__GIVEN PROBLEM__.
Write out the rows below again, switching every "y-tick-label" to "y-axis-label" and leaving everything else the same.

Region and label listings
----------------------------------------

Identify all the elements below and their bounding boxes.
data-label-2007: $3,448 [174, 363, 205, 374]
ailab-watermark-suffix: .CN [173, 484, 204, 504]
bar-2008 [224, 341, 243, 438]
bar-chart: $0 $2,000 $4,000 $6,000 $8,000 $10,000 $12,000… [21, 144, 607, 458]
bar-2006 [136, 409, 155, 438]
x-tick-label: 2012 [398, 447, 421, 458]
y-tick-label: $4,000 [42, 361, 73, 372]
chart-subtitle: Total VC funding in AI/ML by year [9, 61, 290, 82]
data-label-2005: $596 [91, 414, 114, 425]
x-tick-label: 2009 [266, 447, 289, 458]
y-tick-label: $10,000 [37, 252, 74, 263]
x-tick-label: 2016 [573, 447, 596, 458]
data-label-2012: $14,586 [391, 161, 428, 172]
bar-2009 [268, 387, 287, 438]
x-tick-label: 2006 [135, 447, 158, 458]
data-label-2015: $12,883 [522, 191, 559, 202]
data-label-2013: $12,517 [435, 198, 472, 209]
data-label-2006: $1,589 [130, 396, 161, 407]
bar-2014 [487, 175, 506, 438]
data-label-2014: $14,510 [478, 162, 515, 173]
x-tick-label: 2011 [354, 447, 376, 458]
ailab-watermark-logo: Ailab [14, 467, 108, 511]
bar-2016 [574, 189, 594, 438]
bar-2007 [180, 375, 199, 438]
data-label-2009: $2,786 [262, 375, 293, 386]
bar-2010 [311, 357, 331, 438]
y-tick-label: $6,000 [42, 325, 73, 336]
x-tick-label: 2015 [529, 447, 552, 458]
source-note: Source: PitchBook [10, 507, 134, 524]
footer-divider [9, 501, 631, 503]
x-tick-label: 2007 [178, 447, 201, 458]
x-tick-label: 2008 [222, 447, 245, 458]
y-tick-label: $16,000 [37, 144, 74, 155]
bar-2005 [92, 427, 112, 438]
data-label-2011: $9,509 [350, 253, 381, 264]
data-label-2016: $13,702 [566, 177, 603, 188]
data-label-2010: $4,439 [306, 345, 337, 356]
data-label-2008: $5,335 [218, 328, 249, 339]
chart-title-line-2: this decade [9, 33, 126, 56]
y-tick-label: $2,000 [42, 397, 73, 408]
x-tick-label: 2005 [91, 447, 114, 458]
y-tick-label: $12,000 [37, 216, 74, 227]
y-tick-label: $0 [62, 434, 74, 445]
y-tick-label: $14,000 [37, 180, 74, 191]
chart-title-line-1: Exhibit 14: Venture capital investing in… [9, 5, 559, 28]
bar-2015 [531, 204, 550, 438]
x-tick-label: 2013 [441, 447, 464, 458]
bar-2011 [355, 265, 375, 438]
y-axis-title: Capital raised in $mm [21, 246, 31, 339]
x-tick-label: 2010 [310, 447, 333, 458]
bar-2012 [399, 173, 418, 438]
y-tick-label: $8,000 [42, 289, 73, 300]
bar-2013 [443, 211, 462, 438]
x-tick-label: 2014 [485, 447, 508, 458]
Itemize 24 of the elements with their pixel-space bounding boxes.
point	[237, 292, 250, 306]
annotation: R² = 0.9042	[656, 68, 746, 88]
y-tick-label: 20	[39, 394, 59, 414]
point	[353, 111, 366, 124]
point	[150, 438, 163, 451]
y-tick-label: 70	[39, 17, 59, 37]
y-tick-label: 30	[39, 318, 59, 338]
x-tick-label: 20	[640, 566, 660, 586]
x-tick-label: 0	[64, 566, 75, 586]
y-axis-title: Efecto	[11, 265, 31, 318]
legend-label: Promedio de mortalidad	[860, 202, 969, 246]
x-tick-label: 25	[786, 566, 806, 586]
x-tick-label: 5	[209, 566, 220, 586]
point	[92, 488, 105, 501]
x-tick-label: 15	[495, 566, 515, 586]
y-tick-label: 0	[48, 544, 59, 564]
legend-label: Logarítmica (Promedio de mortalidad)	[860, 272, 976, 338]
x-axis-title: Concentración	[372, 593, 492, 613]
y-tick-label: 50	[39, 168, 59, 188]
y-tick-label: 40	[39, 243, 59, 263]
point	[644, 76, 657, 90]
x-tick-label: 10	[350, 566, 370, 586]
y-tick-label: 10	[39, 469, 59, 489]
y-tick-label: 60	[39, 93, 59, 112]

----------------------------------------

__TASK RESULT__.
Identify all the elements below and their bounding boxes.
data-label-2007: $3,448 [174, 363, 205, 374]
ailab-watermark-suffix: .CN [173, 484, 204, 504]
bar-2008 [224, 341, 243, 438]
bar-chart: $0 $2,000 $4,000 $6,000 $8,000 $10,000 $12,000… [21, 144, 607, 458]
bar-2006 [136, 409, 155, 438]
x-tick-label: 2012 [398, 447, 421, 458]
y-axis-label: $4,000 [42, 361, 73, 372]
chart-subtitle: Total VC funding in AI/ML by year [9, 61, 290, 82]
data-label-2005: $596 [91, 414, 114, 425]
x-tick-label: 2009 [266, 447, 289, 458]
y-axis-label: $10,000 [37, 252, 74, 263]
x-tick-label: 2016 [573, 447, 596, 458]
data-label-2012: $14,586 [391, 161, 428, 172]
bar-2009 [268, 387, 287, 438]
x-tick-label: 2006 [135, 447, 158, 458]
data-label-2015: $12,883 [522, 191, 559, 202]
data-label-2013: $12,517 [435, 198, 472, 209]
data-label-2006: $1,589 [130, 396, 161, 407]
bar-2014 [487, 175, 506, 438]
data-label-2014: $14,510 [478, 162, 515, 173]
x-tick-label: 2011 [354, 447, 376, 458]
ailab-watermark-logo: Ailab [14, 467, 108, 511]
bar-2016 [574, 189, 594, 438]
bar-2007 [180, 375, 199, 438]
data-label-2009: $2,786 [262, 375, 293, 386]
bar-2010 [311, 357, 331, 438]
y-axis-label: $6,000 [42, 325, 73, 336]
x-tick-label: 2015 [529, 447, 552, 458]
source-note: Source: PitchBook [10, 507, 134, 524]
footer-divider [9, 501, 631, 503]
x-tick-label: 2007 [178, 447, 201, 458]
x-tick-label: 2008 [222, 447, 245, 458]
y-axis-label: $16,000 [37, 144, 74, 155]
bar-2005 [92, 427, 112, 438]
data-label-2011: $9,509 [350, 253, 381, 264]
data-label-2016: $13,702 [566, 177, 603, 188]
data-label-2010: $4,439 [306, 345, 337, 356]
data-label-2008: $5,335 [218, 328, 249, 339]
chart-title-line-2: this decade [9, 33, 126, 56]
y-axis-label: $2,000 [42, 397, 73, 408]
x-tick-label: 2005 [91, 447, 114, 458]
y-axis-label: $12,000 [37, 216, 74, 227]
y-axis-label: $0 [62, 434, 74, 445]
y-axis-label: $14,000 [37, 180, 74, 191]
chart-title-line-1: Exhibit 14: Venture capital investing in… [9, 5, 559, 28]
bar-2015 [531, 204, 550, 438]
x-tick-label: 2013 [441, 447, 464, 458]
bar-2011 [355, 265, 375, 438]
y-axis-title: Capital raised in $mm [21, 246, 31, 339]
x-tick-label: 2010 [310, 447, 333, 458]
bar-2012 [399, 173, 418, 438]
y-axis-label: $8,000 [42, 289, 73, 300]
bar-2013 [443, 211, 462, 438]
x-tick-label: 2014 [485, 447, 508, 458]
Itemize 24 of the elements with their pixel-space bounding boxes.
point	[237, 292, 250, 306]
annotation: R² = 0.9042	[656, 68, 746, 88]
y-axis-label: 20	[39, 394, 59, 414]
point	[353, 111, 366, 124]
point	[150, 438, 163, 451]
y-axis-label: 70	[39, 17, 59, 37]
y-axis-label: 30	[39, 318, 59, 338]
x-tick-label: 20	[640, 566, 660, 586]
x-tick-label: 0	[64, 566, 75, 586]
y-axis-title: Efecto	[11, 265, 31, 318]
legend-label: Promedio de mortalidad	[860, 202, 969, 246]
x-tick-label: 25	[786, 566, 806, 586]
x-tick-label: 5	[209, 566, 220, 586]
point	[92, 488, 105, 501]
x-tick-label: 15	[495, 566, 515, 586]
y-axis-label: 0	[48, 544, 59, 564]
legend-label: Logarítmica (Promedio de mortalidad)	[860, 272, 976, 338]
x-axis-title: Concentración	[372, 593, 492, 613]
y-axis-label: 50	[39, 168, 59, 188]
y-axis-label: 40	[39, 243, 59, 263]
point	[644, 76, 657, 90]
x-tick-label: 10	[350, 566, 370, 586]
y-axis-label: 10	[39, 469, 59, 489]
y-axis-label: 60	[39, 93, 59, 112]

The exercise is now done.